## GIVEN TASK
Write out the data again in full, exactly as it reads.

— begin SOURCE DATA —

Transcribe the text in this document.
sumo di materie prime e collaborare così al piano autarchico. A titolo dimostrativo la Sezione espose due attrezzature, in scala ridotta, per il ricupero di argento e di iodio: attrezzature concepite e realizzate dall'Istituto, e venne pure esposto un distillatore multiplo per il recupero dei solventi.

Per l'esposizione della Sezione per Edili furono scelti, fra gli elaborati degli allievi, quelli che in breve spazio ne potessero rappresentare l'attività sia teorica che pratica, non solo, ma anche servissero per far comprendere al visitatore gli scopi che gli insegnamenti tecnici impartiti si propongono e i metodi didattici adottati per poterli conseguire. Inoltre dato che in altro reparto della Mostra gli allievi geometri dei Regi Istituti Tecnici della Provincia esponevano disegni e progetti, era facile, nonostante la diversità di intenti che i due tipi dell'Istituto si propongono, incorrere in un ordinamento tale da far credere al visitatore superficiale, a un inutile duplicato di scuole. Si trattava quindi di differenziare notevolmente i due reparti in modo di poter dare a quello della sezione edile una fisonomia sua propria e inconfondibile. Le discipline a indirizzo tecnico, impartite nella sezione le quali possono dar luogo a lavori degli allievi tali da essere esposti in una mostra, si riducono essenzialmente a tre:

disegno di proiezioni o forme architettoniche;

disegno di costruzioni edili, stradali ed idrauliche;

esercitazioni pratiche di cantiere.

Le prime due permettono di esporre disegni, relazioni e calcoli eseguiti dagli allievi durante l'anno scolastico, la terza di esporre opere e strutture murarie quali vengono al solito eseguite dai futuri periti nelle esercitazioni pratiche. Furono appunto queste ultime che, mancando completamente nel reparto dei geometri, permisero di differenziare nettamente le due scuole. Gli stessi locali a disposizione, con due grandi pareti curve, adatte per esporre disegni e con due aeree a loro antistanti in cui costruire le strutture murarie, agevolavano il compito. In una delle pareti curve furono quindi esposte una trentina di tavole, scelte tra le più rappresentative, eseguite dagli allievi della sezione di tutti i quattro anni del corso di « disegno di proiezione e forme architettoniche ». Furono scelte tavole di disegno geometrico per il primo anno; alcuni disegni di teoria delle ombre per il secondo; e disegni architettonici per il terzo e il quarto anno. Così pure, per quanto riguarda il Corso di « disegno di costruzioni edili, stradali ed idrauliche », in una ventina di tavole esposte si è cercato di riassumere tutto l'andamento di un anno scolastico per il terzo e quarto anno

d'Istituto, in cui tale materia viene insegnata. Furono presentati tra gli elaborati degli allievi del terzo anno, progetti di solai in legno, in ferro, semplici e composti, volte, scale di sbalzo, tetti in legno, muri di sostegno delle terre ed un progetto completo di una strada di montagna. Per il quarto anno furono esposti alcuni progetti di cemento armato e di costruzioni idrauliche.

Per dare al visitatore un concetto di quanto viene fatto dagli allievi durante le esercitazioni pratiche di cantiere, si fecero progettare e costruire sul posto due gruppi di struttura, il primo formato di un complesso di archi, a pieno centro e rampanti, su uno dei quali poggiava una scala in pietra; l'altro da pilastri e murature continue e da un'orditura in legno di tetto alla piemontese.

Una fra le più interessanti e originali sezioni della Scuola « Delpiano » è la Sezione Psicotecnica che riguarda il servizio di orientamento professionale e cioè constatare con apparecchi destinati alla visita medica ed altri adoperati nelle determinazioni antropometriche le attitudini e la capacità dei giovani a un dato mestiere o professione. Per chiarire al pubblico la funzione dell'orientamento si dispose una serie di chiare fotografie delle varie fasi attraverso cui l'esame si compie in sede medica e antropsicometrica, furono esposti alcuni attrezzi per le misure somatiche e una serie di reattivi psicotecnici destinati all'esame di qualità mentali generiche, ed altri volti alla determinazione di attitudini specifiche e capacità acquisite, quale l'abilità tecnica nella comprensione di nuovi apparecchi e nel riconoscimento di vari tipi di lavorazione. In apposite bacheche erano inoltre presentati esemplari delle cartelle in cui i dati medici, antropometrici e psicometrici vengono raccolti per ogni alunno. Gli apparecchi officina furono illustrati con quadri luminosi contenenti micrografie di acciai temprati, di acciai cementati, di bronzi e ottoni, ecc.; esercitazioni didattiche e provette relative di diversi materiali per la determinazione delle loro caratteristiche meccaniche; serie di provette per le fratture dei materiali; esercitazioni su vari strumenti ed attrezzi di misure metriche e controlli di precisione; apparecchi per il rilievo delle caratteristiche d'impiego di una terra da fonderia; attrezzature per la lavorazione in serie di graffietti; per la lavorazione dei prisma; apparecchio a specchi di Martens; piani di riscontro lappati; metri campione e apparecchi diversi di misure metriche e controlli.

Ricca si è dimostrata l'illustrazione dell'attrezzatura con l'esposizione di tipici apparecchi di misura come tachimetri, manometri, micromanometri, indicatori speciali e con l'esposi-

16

— end SOURCE DATA —

## ANSWER TO THIS TASK
Transcribe the text in this document.
sumo di materie prime e collaborare così al piano autarchico. A titolo dimostrativo la Sezione espose due attrezzature, in scala ridotta, per il ricupero di argento e di iodio: attrezzature concepite e realizzate dall'Istituto, e venne pure esposto un distillatore multiplo per il recupero dei solventi.

Per l'esposizione della Sezione per Edili furono scelti, fra gli elaborati degli allievi, quelli che in breve spazio ne potessero rappresentare l'attività sia teorica che pratica, non solo, ma anche servissero per far comprendere al visitatore gli scopi che gli insegnamenti tecnici impartiti si propongono e i metodi didattici adottati per poterli conseguire. Inoltre dato che in altro reparto della Mostra gli allievi geometri dei Regi Istituti Tecnici della Provincia esponevano disegni e progetti, era facile, nonostante la diversità di intenti che i due tipi dell'Istituto si propongono, incorrere in un ordinamento tale da far credere al visitatore superficiale, a un inutile duplicato di scuole. Si trattava quindi di differenziare notevolmente i due reparti in modo di poter dare a quello della sezione edile una fisonomia sua propria e inconfondibile. Le discipline a indirizzo tecnico, impartite nella sezione le quali possono dar luogo a lavori degli allievi tali da essere esposti in una mostra, si riducono essenzialmente a tre:

disegno di proiezioni o forme architettoniche;

disegno di costruzioni edili, stradali ed idrauliche;

esercitazioni pratiche di cantiere.

Le prime due permettono di esporre disegni, relazioni e calcoli eseguiti dagli allievi durante l'anno scolastico, la terza di esporre opere e strutture murarie quali vengono al solito eseguite dai futuri periti nelle esercitazioni pratiche. Furono appunto queste ultime che, mancando completamente nel reparto dei geometri, permisero di differenziare nettamente le due scuole. Gli stessi locali a disposizione, con due grandi pareti curve, adatte per esporre disegni e con due aeree a loro antistanti in cui costruire le strutture murarie, agevolavano il compito. In una delle pareti curve furono quindi esposte una trentina di tavole, scelte tra le più rappresentative, eseguite dagli allievi della sezione di tutti i quattro anni del corso di « disegno di proiezione e forme architettoniche ». Furono scelte tavole di disegno geometrico per il primo anno; alcuni disegni di teoria delle ombre per il secondo; e disegni architettonici per il terzo e il quarto anno. Così pure, per quanto riguarda il Corso di « disegno di costruzioni edili, stradali ed idrauliche », in una ventina di tavole esposte si è cercato di riassumere tutto l'andamento di un anno scolastico per il terzo e quarto anno

d'Istituto, in cui tale materia viene insegnata. Furono presentati tra gli elaborati degli allievi del terzo anno, progetti di solai in legno, in ferro, semplici e composti, volte, scale di sbalzo, tetti in legno, muri di sostegno delle terre ed un progetto completo di una strada di montagna. Per il quarto anno furono esposti alcuni progetti di cemento armato e di costruzioni idrauliche.

Per dare al visitatore un concetto di quanto viene fatto dagli allievi durante le esercitazioni pratiche di cantiere, si fecero progettare e costruire sul posto due gruppi di struttura, il primo formato di un complesso di archi, a pieno centro e rampanti, su uno dei quali poggiava una scala in pietra; l'altro da pilastri e murature continue e da un'orditura in legno di tetto alla piemontese.

Una fra le più interessanti e originali sezioni della Scuola « Delpiano » è la Sezione Psicotecnica che riguarda il servizio di orientamento professionale e cioè constatare con apparecchi destinati alla visita medica ed altri adoperati nelle determinazioni antropometriche le attitudini e la capacità dei giovani a un dato mestiere o professione. Per chiarire al pubblico la funzione dell'orientamento si dispose una serie di chiare fotografie delle varie fasi attraverso cui l'esame si compie in sede medica e antropsicometrica, furono esposti alcuni attrezzi per le misure somatiche e una serie di reattivi psicotecnici destinati all'esame di qualità mentali generiche, ed altri volti alla determinazione di attitudini specifiche e capacità acquisite, quale l'abilità tecnica nella comprensione di nuovi apparecchi e nel riconoscimento di vari tipi di lavorazione. In apposite bacheche erano inoltre presentati esemplari delle cartelle in cui i dati medici, antropometrici e psicometrici vengono raccolti per ogni alunno. Gli apparecchi officina furono illustrati con quadri luminosi contenenti micrografie di acciai temprati, di acciai cementati, di bronzi e ottoni, ecc.; esercitazioni didattiche e provette relative di diversi materiali per la determinazione delle loro caratteristiche meccaniche; serie di provette per le fratture dei materiali; esercitazioni su vari strumenti ed attrezzi di misure metriche e controlli di precisione; apparecchi per il rilievo delle caratteristiche d'impiego di una terra da fonderia; attrezzature per la lavorazione in serie di graffietti; per la lavorazione dei prisma; apparecchio a specchi di Martens; piani di riscontro lappati; metri campione e apparecchi diversi di misure metriche e controlli.

Ricca si è dimostrata l'illustrazione dell'attrezzatura con l'esposizione di tipici apparecchi di misura come tachimetri, manometri, micromanometri, indicatori speciali e con l'esposi-

16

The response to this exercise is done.